▶ **What you will do**
Reproduce the entries below with every occurrence of "gloss" changed to "annotation" and everything else left unchanged. Omit the pictures from your reply.

-- Material provided start --

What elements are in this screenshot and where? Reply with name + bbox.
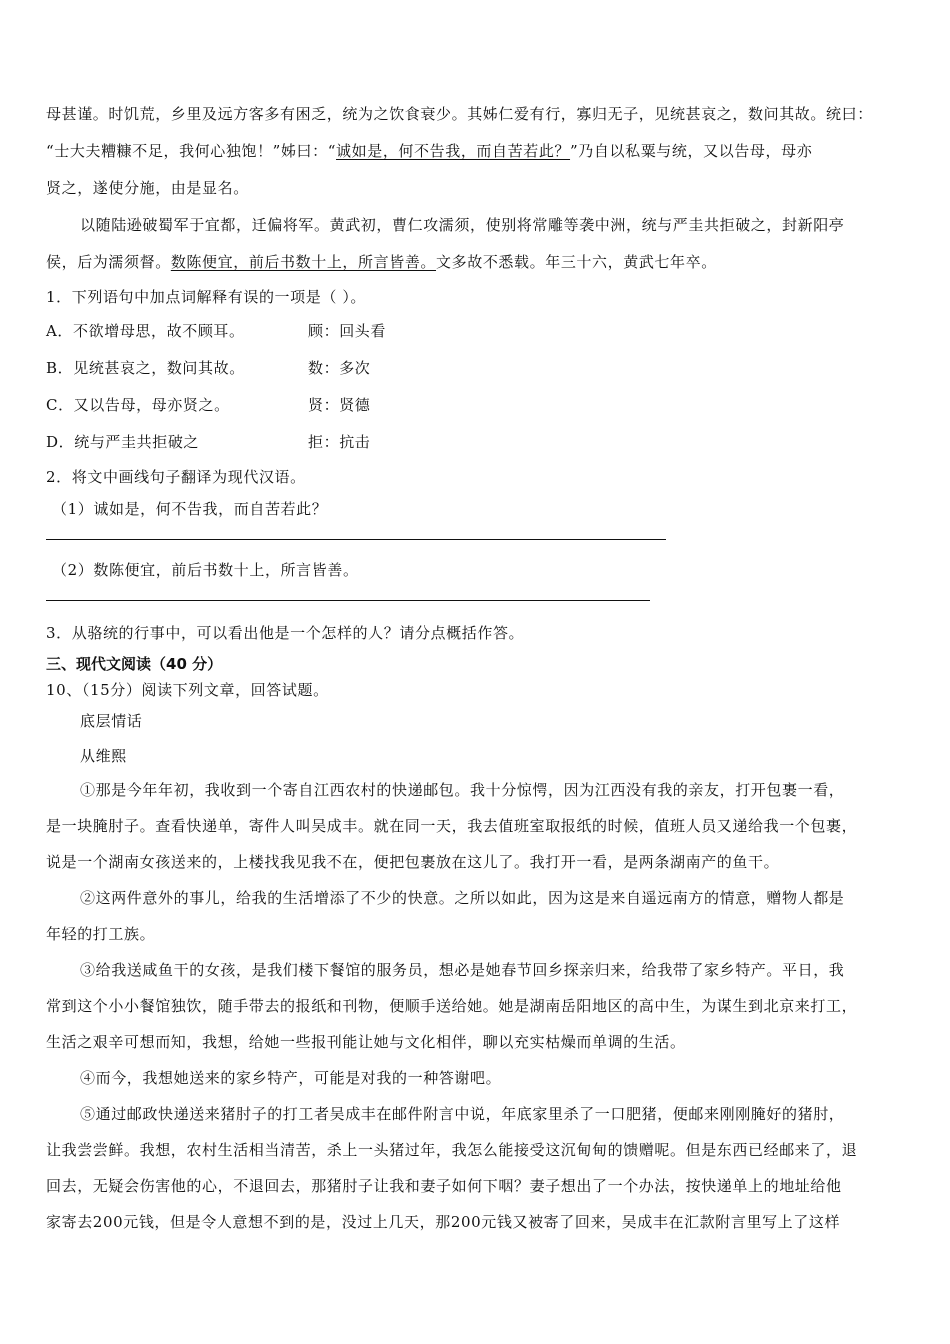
paragraph-1-line-3: 说是一个湖南女孩送来的，上楼找我见我不在，便把包裹放在这儿了。我打开一看，是两条湖南产的鱼干。 [46, 853, 780, 871]
paragraph-5-line-2: 让我尝尝鲜。我想，农村生活相当清苦，杀上一头猪过年，我怎么能接受这沉甸甸的馈赠呢。但是东西已经邮来了，退 [46, 1141, 858, 1159]
option-c-gloss: 贤：贤德 [308, 396, 371, 414]
classical-line-5a: 侯，后为濡须督。 [46, 253, 171, 271]
paragraph-5-line-4: 家寄去200元钱，但是令人意想不到的是，没过上几天，那200元钱又被寄了回来，吴成丰在汇款附言里写上了这样 [46, 1213, 841, 1231]
document-page [46, 96, 906, 1240]
paragraph-5-line-3: 回去，无疑会伤害他的心，不退回去，那猪肘子让我和妻子如何下咽？妻子想出了一个办法，按快递单上的地址给他 [46, 1177, 842, 1195]
paragraph-2-line-2: 年轻的打工族。 [46, 925, 156, 943]
option-d-gloss: 拒：抗击 [308, 433, 371, 451]
article-author: 从维熙 [80, 747, 127, 765]
paragraph-4-line-1: ④而今，我想她送来的家乡特产，可能是对我的一种答谢吧。 [80, 1069, 502, 1087]
classical-line-2a: “士大夫糟糠不足，我何心独饱！”姊曰：“ [46, 142, 337, 160]
option-b-label: B．见统甚哀之，数问其故。 [46, 359, 245, 377]
option-c-label: C．又以告母，母亦贤之。 [46, 396, 230, 414]
paragraph-1-line-2: 是一块腌肘子。查看快递单，寄件人叫吴成丰。就在同一天，我去值班室取报纸的时候，值班人员又递给我一个包裹， [46, 817, 858, 835]
classical-line-2b: ”乃自以私粟与统，又以告母，母亦 [570, 142, 813, 160]
question-2-item-2: （2）数陈便宜，前后书数十上，所言皆善。 [52, 561, 359, 579]
question-1-option-c [46, 387, 906, 424]
paragraph-2-line-1: ②这两件意外的事儿，给我的生活增添了不少的快意。之所以如此，因为这是来自遥远南方的情意，赠物人都是 [80, 889, 845, 907]
option-d-label: D．统与严圭共拒破之 [46, 433, 200, 451]
option-a-gloss: 顾：回头看 [308, 322, 387, 340]
option-a-label: A．不欲增母思，故不顾耳。 [46, 322, 245, 340]
question-1-option-d [46, 424, 906, 461]
underlined-sentence-1: 诚如是，何不告我，而自苦若此？ [336, 142, 571, 160]
classical-line-1: 母甚谨。时饥荒，乡里及远方客多有困乏，统为之饮食衰少。其姊仁爱有行，寡归无子，见统甚哀之，数问其故。统曰： [46, 105, 873, 123]
paragraph-3-line-2: 常到这个小小餐馆独饮，随手带去的报纸和刊物，便顺手送给她。她是湖南岳阳地区的高中生，为谋生到北京来打工， [46, 997, 858, 1015]
question-1-stem: 1．下列语句中加点词解释有误的一项是（ ）。 [46, 288, 367, 306]
paragraph-1-line-1: ①那是今年年初，我收到一个寄自江西农村的快递邮包。我十分惊愕，因为江西没有我的亲友，打开包裹一看， [80, 781, 845, 799]
underlined-sentence-2: 数陈便宜，前后书数十上，所言皆善。 [170, 253, 437, 271]
classical-line-5 [46, 244, 906, 281]
option-b-gloss: 数：多次 [308, 359, 371, 377]
paragraph-5-line-1: ⑤通过邮政快递送来猪肘子的打工者吴成丰在邮件附言中说，年底家里杀了一口肥猪，便邮来刚刚腌好的猪肘， [80, 1105, 845, 1123]
paragraph-3-line-3: 生活之艰辛可想而知，我想，给她一些报刊能让她与文化相伴，聊以充实枯燥而单调的生活。 [46, 1033, 686, 1051]
question-1-option-a [46, 313, 906, 350]
question-2-item-1: （1）诚如是，何不告我，而自苦若此？ [52, 500, 328, 518]
answer-line-1[interactable] [46, 525, 666, 540]
question-10-intro: 10、（15分）阅读下列文章，回答试题。 [46, 681, 329, 699]
article-title: 底层情话 [80, 712, 143, 730]
question-1-option-b [46, 350, 906, 387]
section-3-title: 三、现代文阅读（40 分） [46, 655, 223, 673]
classical-line-4: 以随陆逊破蜀军于宜都，迁偏将军。黄武初，曹仁攻濡须，使别将常雕等袭中洲，统与严圭共拒破之，封新阳亭 [80, 216, 845, 234]
answer-line-2[interactable] [46, 586, 650, 601]
paragraph-3-line-1: ③给我送咸鱼干的女孩，是我们楼下餐馆的服务员，想必是她春节回乡探亲归来，给我带了家乡特产。平日，我 [80, 961, 845, 979]
classical-line-5b: 文多故不悉载。年三十六，黄武七年卒。 [436, 253, 717, 271]
question-2-stem: 2．将文中画线句子翻译为现代汉语。 [46, 468, 306, 486]
classical-line-2 [46, 133, 906, 170]
question-3-stem: 3．从骆统的行事中，可以看出他是一个怎样的人？请分点概括作答。 [46, 624, 525, 642]
classical-line-3: 贤之，遂使分施，由是显名。 [46, 179, 249, 197]
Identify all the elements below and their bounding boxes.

-- Material provided end --

▶ **Correct response**
What elements are in this screenshot and where? Reply with name + bbox.
paragraph-1-line-3: 说是一个湖南女孩送来的，上楼找我见我不在，便把包裹放在这儿了。我打开一看，是两条湖南产的鱼干。 [46, 853, 780, 871]
paragraph-5-line-2: 让我尝尝鲜。我想，农村生活相当清苦，杀上一头猪过年，我怎么能接受这沉甸甸的馈赠呢。但是东西已经邮来了，退 [46, 1141, 858, 1159]
option-c-annotation: 贤：贤德 [308, 396, 371, 414]
classical-line-5a: 侯，后为濡须督。 [46, 253, 171, 271]
paragraph-5-line-4: 家寄去200元钱，但是令人意想不到的是，没过上几天，那200元钱又被寄了回来，吴成丰在汇款附言里写上了这样 [46, 1213, 841, 1231]
document-page [46, 96, 906, 1240]
paragraph-5-line-3: 回去，无疑会伤害他的心，不退回去，那猪肘子让我和妻子如何下咽？妻子想出了一个办法，按快递单上的地址给他 [46, 1177, 842, 1195]
paragraph-2-line-2: 年轻的打工族。 [46, 925, 156, 943]
option-d-annotation: 拒：抗击 [308, 433, 371, 451]
article-author: 从维熙 [80, 747, 127, 765]
paragraph-4-line-1: ④而今，我想她送来的家乡特产，可能是对我的一种答谢吧。 [80, 1069, 502, 1087]
classical-line-2a: “士大夫糟糠不足，我何心独饱！”姊曰：“ [46, 142, 337, 160]
option-b-label: B．见统甚哀之，数问其故。 [46, 359, 245, 377]
option-c-label: C．又以告母，母亦贤之。 [46, 396, 230, 414]
paragraph-1-line-2: 是一块腌肘子。查看快递单，寄件人叫吴成丰。就在同一天，我去值班室取报纸的时候，值班人员又递给我一个包裹， [46, 817, 858, 835]
classical-line-2b: ”乃自以私粟与统，又以告母，母亦 [570, 142, 813, 160]
question-2-item-2: （2）数陈便宜，前后书数十上，所言皆善。 [52, 561, 359, 579]
question-1-option-c [46, 387, 906, 424]
paragraph-2-line-1: ②这两件意外的事儿，给我的生活增添了不少的快意。之所以如此，因为这是来自遥远南方的情意，赠物人都是 [80, 889, 845, 907]
option-d-label: D．统与严圭共拒破之 [46, 433, 200, 451]
option-a-annotation: 顾：回头看 [308, 322, 387, 340]
option-a-label: A．不欲增母思，故不顾耳。 [46, 322, 245, 340]
question-1-option-d [46, 424, 906, 461]
underlined-sentence-1: 诚如是，何不告我，而自苦若此？ [336, 142, 571, 160]
classical-line-1: 母甚谨。时饥荒，乡里及远方客多有困乏，统为之饮食衰少。其姊仁爱有行，寡归无子，见统甚哀之，数问其故。统曰： [46, 105, 873, 123]
paragraph-3-line-2: 常到这个小小餐馆独饮，随手带去的报纸和刊物，便顺手送给她。她是湖南岳阳地区的高中生，为谋生到北京来打工， [46, 997, 858, 1015]
question-1-stem: 1．下列语句中加点词解释有误的一项是（ ）。 [46, 288, 367, 306]
paragraph-1-line-1: ①那是今年年初，我收到一个寄自江西农村的快递邮包。我十分惊愕，因为江西没有我的亲友，打开包裹一看， [80, 781, 845, 799]
underlined-sentence-2: 数陈便宜，前后书数十上，所言皆善。 [170, 253, 437, 271]
classical-line-5 [46, 244, 906, 281]
option-b-annotation: 数：多次 [308, 359, 371, 377]
paragraph-5-line-1: ⑤通过邮政快递送来猪肘子的打工者吴成丰在邮件附言中说，年底家里杀了一口肥猪，便邮来刚刚腌好的猪肘， [80, 1105, 845, 1123]
paragraph-3-line-3: 生活之艰辛可想而知，我想，给她一些报刊能让她与文化相伴，聊以充实枯燥而单调的生活。 [46, 1033, 686, 1051]
question-1-option-a [46, 313, 906, 350]
question-2-item-1: （1）诚如是，何不告我，而自苦若此？ [52, 500, 328, 518]
answer-line-1[interactable] [46, 525, 666, 540]
question-10-intro: 10、（15分）阅读下列文章，回答试题。 [46, 681, 329, 699]
article-title: 底层情话 [80, 712, 143, 730]
question-1-option-b [46, 350, 906, 387]
section-3-title: 三、现代文阅读（40 分） [46, 655, 223, 673]
classical-line-4: 以随陆逊破蜀军于宜都，迁偏将军。黄武初，曹仁攻濡须，使别将常雕等袭中洲，统与严圭共拒破之，封新阳亭 [80, 216, 845, 234]
answer-line-2[interactable] [46, 586, 650, 601]
paragraph-3-line-1: ③给我送咸鱼干的女孩，是我们楼下餐馆的服务员，想必是她春节回乡探亲归来，给我带了家乡特产。平日，我 [80, 961, 845, 979]
classical-line-5b: 文多故不悉载。年三十六，黄武七年卒。 [436, 253, 717, 271]
question-2-stem: 2．将文中画线句子翻译为现代汉语。 [46, 468, 306, 486]
classical-line-2 [46, 133, 906, 170]
question-3-stem: 3．从骆统的行事中，可以看出他是一个怎样的人？请分点概括作答。 [46, 624, 525, 642]
classical-line-3: 贤之，遂使分施，由是显名。 [46, 179, 249, 197]
Identify all the elements below and their bounding boxes.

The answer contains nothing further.